— Start of Recorded data —
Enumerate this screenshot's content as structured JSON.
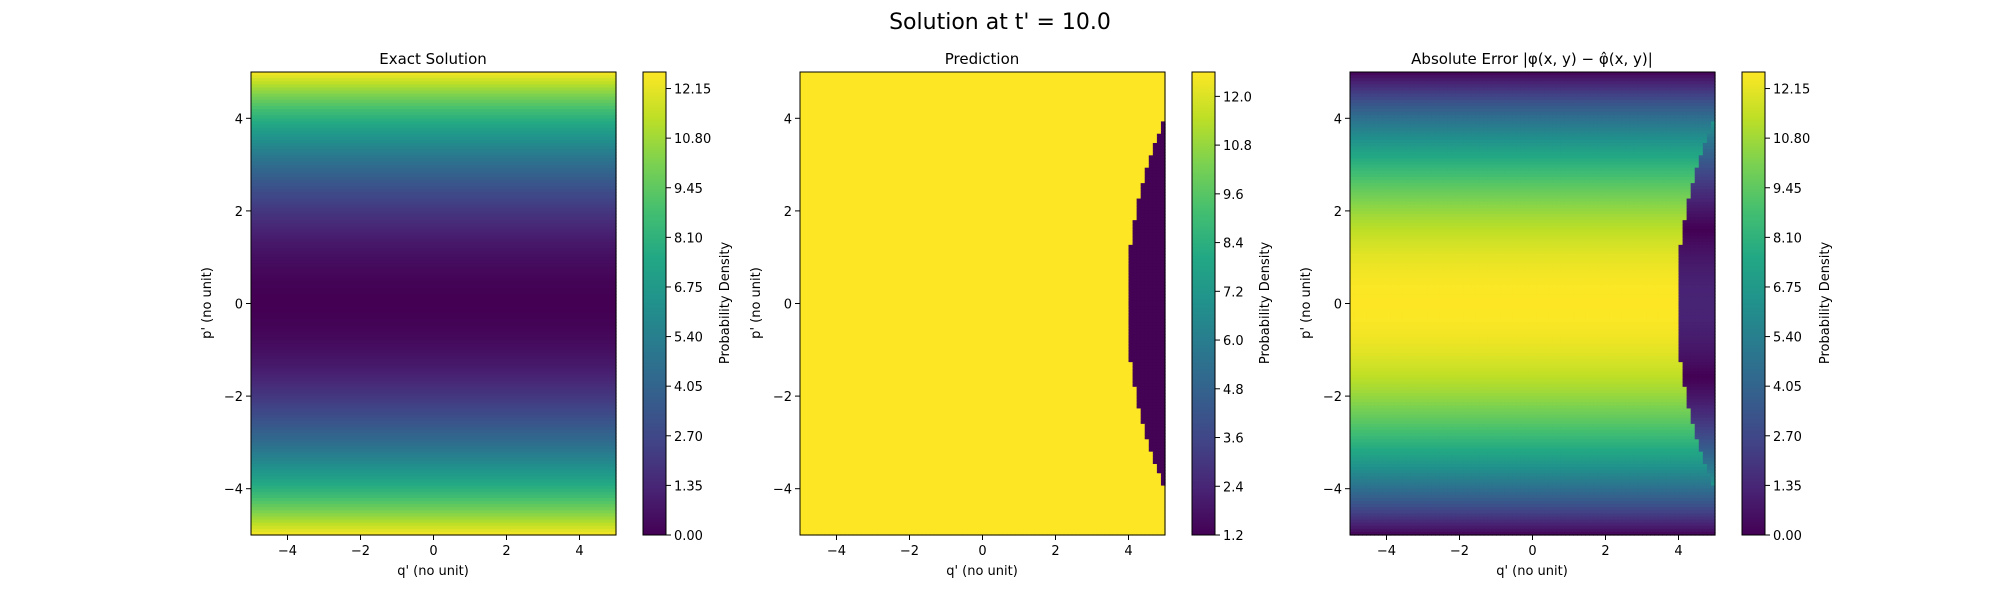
{
  "suptitle": "Solution at t' = 10.0",
  "chart_data": [
    {
      "type": "heatmap",
      "title": "Exact Solution",
      "xlabel": "q' (no unit)",
      "ylabel": "p' (no unit)",
      "xlim": [
        -5,
        5
      ],
      "ylim": [
        -5,
        5
      ],
      "xticks": [
        "−4",
        "−2",
        "0",
        "2",
        "4"
      ],
      "yticks": [
        "−4",
        "−2",
        "0",
        "2",
        "4"
      ],
      "colorbar": {
        "label": "Probability Density",
        "range": [
          0.0,
          12.6
        ],
        "ticks": [
          "0.00",
          "1.35",
          "2.70",
          "4.05",
          "5.40",
          "6.75",
          "8.10",
          "9.45",
          "10.80",
          "12.15"
        ],
        "tick_values": [
          0.0,
          1.35,
          2.7,
          4.05,
          5.4,
          6.75,
          8.1,
          9.45,
          10.8,
          12.15
        ]
      },
      "pattern": "value = 0.5 * p'^2 (depends on p' only)"
    },
    {
      "type": "heatmap",
      "title": "Prediction",
      "xlabel": "q' (no unit)",
      "ylabel": "p' (no unit)",
      "xlim": [
        -5,
        5
      ],
      "ylim": [
        -5,
        5
      ],
      "xticks": [
        "−4",
        "−2",
        "0",
        "2",
        "4"
      ],
      "yticks": [
        "−4",
        "−2",
        "0",
        "2",
        "4"
      ],
      "colorbar": {
        "label": "Probability Density",
        "range": [
          1.2,
          12.6
        ],
        "ticks": [
          "1.2",
          "2.4",
          "3.6",
          "4.8",
          "6.0",
          "7.2",
          "8.4",
          "9.6",
          "10.8",
          "12.0"
        ],
        "tick_values": [
          1.2,
          2.4,
          3.6,
          4.8,
          6.0,
          7.2,
          8.4,
          9.6,
          10.8,
          12.0
        ]
      },
      "pattern": "~12.6 everywhere except a crescent region near q' >= 4 with value ~1.2"
    },
    {
      "type": "heatmap",
      "title": "Absolute Error |φ(x, y) − φ̂(x, y)|",
      "xlabel": "q' (no unit)",
      "ylabel": "p' (no unit)",
      "xlim": [
        -5,
        5
      ],
      "ylim": [
        -5,
        5
      ],
      "xticks": [
        "−4",
        "−2",
        "0",
        "2",
        "4"
      ],
      "yticks": [
        "−4",
        "−2",
        "0",
        "2",
        "4"
      ],
      "colorbar": {
        "label": "Probability Density",
        "range": [
          0.0,
          12.6
        ],
        "ticks": [
          "0.00",
          "1.35",
          "2.70",
          "4.05",
          "5.40",
          "6.75",
          "8.10",
          "9.45",
          "10.80",
          "12.15"
        ],
        "tick_values": [
          0.0,
          1.35,
          2.7,
          4.05,
          5.4,
          6.75,
          8.1,
          9.45,
          10.8,
          12.15
        ]
      },
      "pattern": "|prediction - exact|: ~12.6 - 0.5 p'^2 outside crescent, |1.2 - 0.5 p'^2| inside crescent"
    }
  ]
}
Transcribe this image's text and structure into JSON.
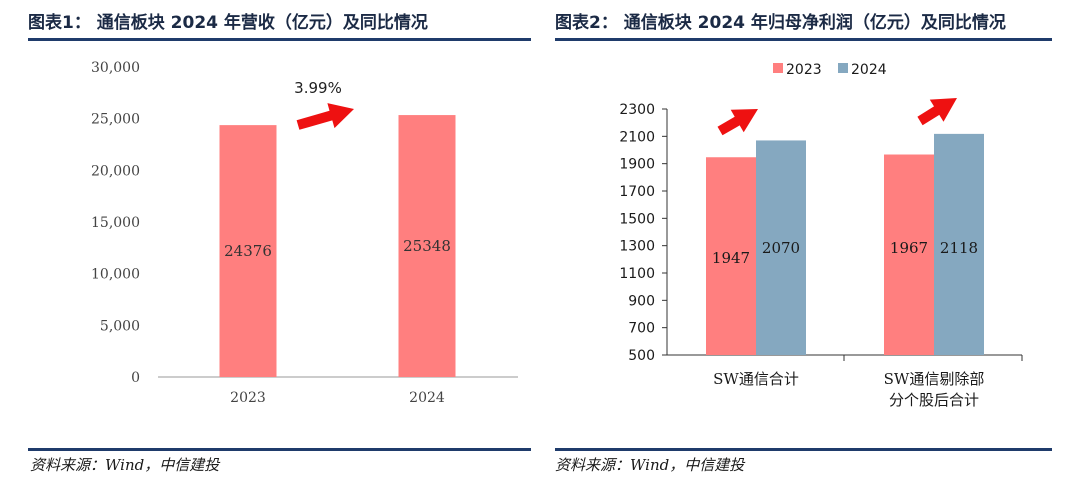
{
  "left": {
    "title": "图表1：  通信板块 2024 年营收（亿元）及同比情况",
    "source": "资料来源：Wind，中信建投",
    "growth_label": "3.99%"
  },
  "right": {
    "title": "图表2：  通信板块 2024 年归母净利润（亿元）及同比情况",
    "source": "资料来源：Wind，中信建投"
  },
  "colors": {
    "bar_2023": "#ff7f7f",
    "bar_2024": "#85a8c0",
    "arrow": "#ee1111",
    "rule": "#1f3b6b"
  },
  "chart_data": [
    {
      "type": "bar",
      "title": "通信板块 2024 年营收（亿元）及同比情况",
      "categories": [
        "2023",
        "2024"
      ],
      "values": [
        24376,
        25348
      ],
      "data_labels": [
        "24376",
        "25348"
      ],
      "ylim": [
        0,
        30000
      ],
      "yticks": [
        0,
        5000,
        10000,
        15000,
        20000,
        25000,
        30000
      ],
      "ytick_labels": [
        "0",
        "5,000",
        "10,000",
        "15,000",
        "20,000",
        "25,000",
        "30,000"
      ],
      "annotation": "3.99%",
      "grid": false,
      "legend": "none"
    },
    {
      "type": "bar",
      "title": "通信板块 2024 年归母净利润（亿元）及同比情况",
      "categories": [
        "SW通信合计",
        "SW通信剔除部分个股后合计"
      ],
      "category_lines": [
        [
          "SW通信合计"
        ],
        [
          "SW通信剔除部",
          "分个股后合计"
        ]
      ],
      "series": [
        {
          "name": "2023",
          "values": [
            1947,
            1967
          ]
        },
        {
          "name": "2024",
          "values": [
            2070,
            2118
          ]
        }
      ],
      "ylim": [
        500,
        2300
      ],
      "yticks": [
        500,
        700,
        900,
        1100,
        1300,
        1500,
        1700,
        1900,
        2100,
        2300
      ],
      "ytick_labels": [
        "500",
        "700",
        "900",
        "1100",
        "1300",
        "1500",
        "1700",
        "1900",
        "2100",
        "2300"
      ],
      "grid": false,
      "legend": "top"
    }
  ]
}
— End of Recorded data —
#### [Stated problem]
Search the data for "通信板块" and list every line in which it occurs.

#### [Solution to this task]
    "title": "图表1：  通信板块 2024 年营收（亿元）及同比情况",
    "title": "图表2：  通信板块 2024 年归母净利润（亿元）及同比情况",
      "title": "通信板块 2024 年营收（亿元）及同比情况",
      "title": "通信板块 2024 年归母净利润（亿元）及同比情况",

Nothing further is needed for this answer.